◆ **Your objective**
Transcribe every line exactly. Leave the pictures behind.

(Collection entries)
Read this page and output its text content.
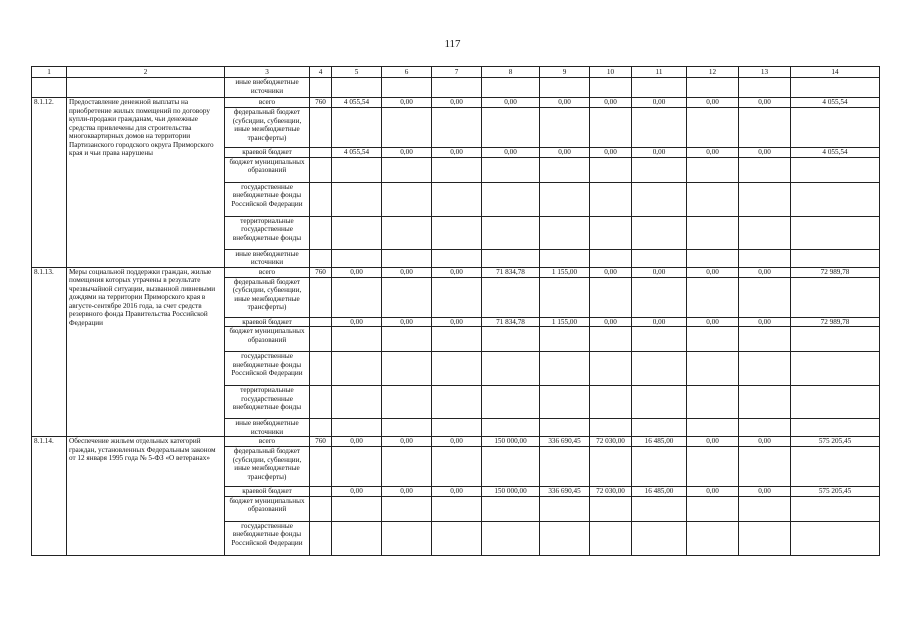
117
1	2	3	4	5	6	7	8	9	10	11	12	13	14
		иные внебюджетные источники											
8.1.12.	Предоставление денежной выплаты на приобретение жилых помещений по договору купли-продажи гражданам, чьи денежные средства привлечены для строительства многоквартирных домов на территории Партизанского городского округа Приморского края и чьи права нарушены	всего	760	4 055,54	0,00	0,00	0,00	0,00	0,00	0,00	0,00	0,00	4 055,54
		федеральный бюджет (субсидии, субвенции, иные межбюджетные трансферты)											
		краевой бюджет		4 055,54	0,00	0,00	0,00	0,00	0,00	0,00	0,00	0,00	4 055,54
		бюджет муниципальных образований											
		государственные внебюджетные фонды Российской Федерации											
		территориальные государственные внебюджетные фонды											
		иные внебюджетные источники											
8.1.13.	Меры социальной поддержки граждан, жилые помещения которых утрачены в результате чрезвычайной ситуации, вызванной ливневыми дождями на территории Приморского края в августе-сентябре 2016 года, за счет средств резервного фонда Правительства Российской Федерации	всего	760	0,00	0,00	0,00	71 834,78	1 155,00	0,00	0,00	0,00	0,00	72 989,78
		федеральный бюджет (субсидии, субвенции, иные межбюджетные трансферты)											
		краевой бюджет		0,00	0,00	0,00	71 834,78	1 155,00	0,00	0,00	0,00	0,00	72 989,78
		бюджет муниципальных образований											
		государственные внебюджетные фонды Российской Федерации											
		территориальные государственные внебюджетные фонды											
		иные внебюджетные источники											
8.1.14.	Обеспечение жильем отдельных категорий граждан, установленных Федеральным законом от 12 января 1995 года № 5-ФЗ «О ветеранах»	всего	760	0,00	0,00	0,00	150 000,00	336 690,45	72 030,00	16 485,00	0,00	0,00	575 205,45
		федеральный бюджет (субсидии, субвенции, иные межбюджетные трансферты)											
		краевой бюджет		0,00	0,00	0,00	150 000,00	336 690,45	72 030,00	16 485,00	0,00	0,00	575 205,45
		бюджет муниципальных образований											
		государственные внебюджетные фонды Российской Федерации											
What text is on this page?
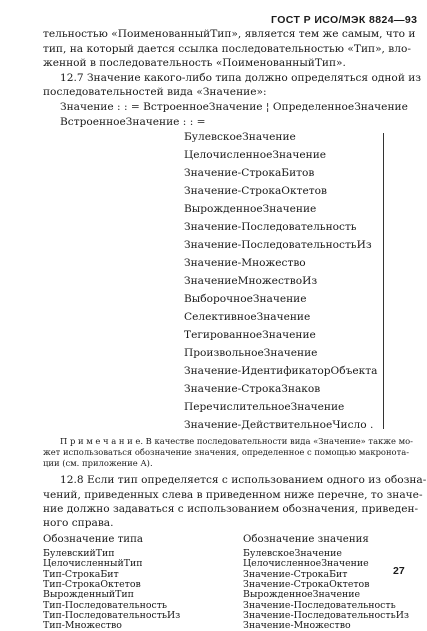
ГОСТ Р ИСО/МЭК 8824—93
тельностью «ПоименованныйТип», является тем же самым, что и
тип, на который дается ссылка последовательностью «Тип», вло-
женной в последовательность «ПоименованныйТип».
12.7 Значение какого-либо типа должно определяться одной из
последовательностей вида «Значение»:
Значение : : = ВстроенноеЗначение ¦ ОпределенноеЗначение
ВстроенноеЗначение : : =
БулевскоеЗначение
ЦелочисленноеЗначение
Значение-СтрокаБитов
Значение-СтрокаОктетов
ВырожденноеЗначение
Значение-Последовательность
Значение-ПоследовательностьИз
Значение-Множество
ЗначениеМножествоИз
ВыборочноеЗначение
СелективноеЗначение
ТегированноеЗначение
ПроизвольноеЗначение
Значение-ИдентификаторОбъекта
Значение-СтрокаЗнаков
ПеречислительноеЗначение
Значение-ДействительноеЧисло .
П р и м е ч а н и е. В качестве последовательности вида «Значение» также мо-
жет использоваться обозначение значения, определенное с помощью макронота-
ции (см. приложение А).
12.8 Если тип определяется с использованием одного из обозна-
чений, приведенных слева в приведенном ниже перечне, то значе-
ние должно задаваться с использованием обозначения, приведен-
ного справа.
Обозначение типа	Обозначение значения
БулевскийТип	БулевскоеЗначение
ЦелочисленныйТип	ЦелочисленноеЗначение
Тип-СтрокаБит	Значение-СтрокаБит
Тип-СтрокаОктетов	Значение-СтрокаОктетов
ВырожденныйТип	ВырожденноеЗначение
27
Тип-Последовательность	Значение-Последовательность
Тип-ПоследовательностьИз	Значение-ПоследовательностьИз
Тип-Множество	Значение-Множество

◆ **Response below**
Read this page and output its text content.
117
1	2	3	4	5	6	7	8	9	10	11	12	13	14
		иные внебюджетные источники											
8.1.12.	Предоставление денежной выплаты на приобретение жилых помещений по договору купли-продажи гражданам, чьи денежные средства привлечены для строительства многоквартирных домов на территории Партизанского городского округа Приморского края и чьи права нарушены	всего	760	4 055,54	0,00	0,00	0,00	0,00	0,00	0,00	0,00	0,00	4 055,54
		федеральный бюджет (субсидии, субвенции, иные межбюджетные трансферты)											
		краевой бюджет		4 055,54	0,00	0,00	0,00	0,00	0,00	0,00	0,00	0,00	4 055,54
		бюджет муниципальных образований											
		государственные внебюджетные фонды Российской Федерации											
		территориальные государственные внебюджетные фонды											
		иные внебюджетные источники											
8.1.13.	Меры социальной поддержки граждан, жилые помещения которых утрачены в результате чрезвычайной ситуации, вызванной ливневыми дождями на территории Приморского края в августе-сентябре 2016 года, за счет средств резервного фонда Правительства Российской Федерации	всего	760	0,00	0,00	0,00	71 834,78	1 155,00	0,00	0,00	0,00	0,00	72 989,78
		федеральный бюджет (субсидии, субвенции, иные межбюджетные трансферты)											
		краевой бюджет		0,00	0,00	0,00	71 834,78	1 155,00	0,00	0,00	0,00	0,00	72 989,78
		бюджет муниципальных образований											
		государственные внебюджетные фонды Российской Федерации											
		территориальные государственные внебюджетные фонды											
		иные внебюджетные источники											
8.1.14.	Обеспечение жильем отдельных категорий граждан, установленных Федеральным законом от 12 января 1995 года № 5-ФЗ «О ветеранах»	всего	760	0,00	0,00	0,00	150 000,00	336 690,45	72 030,00	16 485,00	0,00	0,00	575 205,45
		федеральный бюджет (субсидии, субвенции, иные межбюджетные трансферты)											
		краевой бюджет		0,00	0,00	0,00	150 000,00	336 690,45	72 030,00	16 485,00	0,00	0,00	575 205,45
		бюджет муниципальных образований											
		государственные внебюджетные фонды Российской Федерации											
What text is on this page?
ГОСТ Р ИСО/МЭК 8824—93
тельностью «ПоименованныйТип», является тем же самым, что и
тип, на который дается ссылка последовательностью «Тип», вло-
женной в последовательность «ПоименованныйТип».
12.7 Значение какого-либо типа должно определяться одной из
последовательностей вида «Значение»:
Значение : : = ВстроенноеЗначение ¦ ОпределенноеЗначение
ВстроенноеЗначение : : =
БулевскоеЗначение
ЦелочисленноеЗначение
Значение-СтрокаБитов
Значение-СтрокаОктетов
ВырожденноеЗначение
Значение-Последовательность
Значение-ПоследовательностьИз
Значение-Множество
ЗначениеМножествоИз
ВыборочноеЗначение
СелективноеЗначение
ТегированноеЗначение
ПроизвольноеЗначение
Значение-ИдентификаторОбъекта
Значение-СтрокаЗнаков
ПеречислительноеЗначение
Значение-ДействительноеЧисло .
П р и м е ч а н и е. В качестве последовательности вида «Значение» также мо-
жет использоваться обозначение значения, определенное с помощью макронота-
ции (см. приложение А).
12.8 Если тип определяется с использованием одного из обозна-
чений, приведенных слева в приведенном ниже перечне, то значе-
ние должно задаваться с использованием обозначения, приведен-
ного справа.
Обозначение типа	Обозначение значения
БулевскийТип	БулевскоеЗначение
ЦелочисленныйТип	ЦелочисленноеЗначение
Тип-СтрокаБит	Значение-СтрокаБит
Тип-СтрокаОктетов	Значение-СтрокаОктетов
ВырожденныйТип	ВырожденноеЗначение
27
Тип-Последовательность	Значение-Последовательность
Тип-ПоследовательностьИз	Значение-ПоследовательностьИз
Тип-Множество	Значение-Множество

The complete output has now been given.